··· PROVIDED RECORDS ···
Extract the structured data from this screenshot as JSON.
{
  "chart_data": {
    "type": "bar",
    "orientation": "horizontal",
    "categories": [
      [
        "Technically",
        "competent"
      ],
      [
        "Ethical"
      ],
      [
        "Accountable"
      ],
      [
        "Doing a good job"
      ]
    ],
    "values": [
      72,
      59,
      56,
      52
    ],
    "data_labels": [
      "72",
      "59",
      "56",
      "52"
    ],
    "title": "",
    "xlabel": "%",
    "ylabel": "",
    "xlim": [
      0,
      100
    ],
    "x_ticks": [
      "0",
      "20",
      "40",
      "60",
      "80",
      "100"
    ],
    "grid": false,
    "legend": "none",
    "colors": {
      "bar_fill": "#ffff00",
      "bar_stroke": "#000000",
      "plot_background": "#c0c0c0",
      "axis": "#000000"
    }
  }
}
···
» **TASK DIRECTIONS**:
Extract the listing in its entirety, matching it exactly.

» **EXPECTED ANSWER**:
Extract the structured data from this screenshot as JSON.
{
  "chart_data": {
    "type": "bar",
    "orientation": "horizontal",
    "categories": [
      [
        "Technically",
        "competent"
      ],
      [
        "Ethical"
      ],
      [
        "Accountable"
      ],
      [
        "Doing a good job"
      ]
    ],
    "values": [
      72,
      59,
      56,
      52
    ],
    "data_labels": [
      "72",
      "59",
      "56",
      "52"
    ],
    "title": "",
    "xlabel": "%",
    "ylabel": "",
    "xlim": [
      0,
      100
    ],
    "x_ticks": [
      "0",
      "20",
      "40",
      "60",
      "80",
      "100"
    ],
    "grid": false,
    "legend": "none",
    "colors": {
      "bar_fill": "#ffff00",
      "bar_stroke": "#000000",
      "plot_background": "#c0c0c0",
      "axis": "#000000"
    }
  }
}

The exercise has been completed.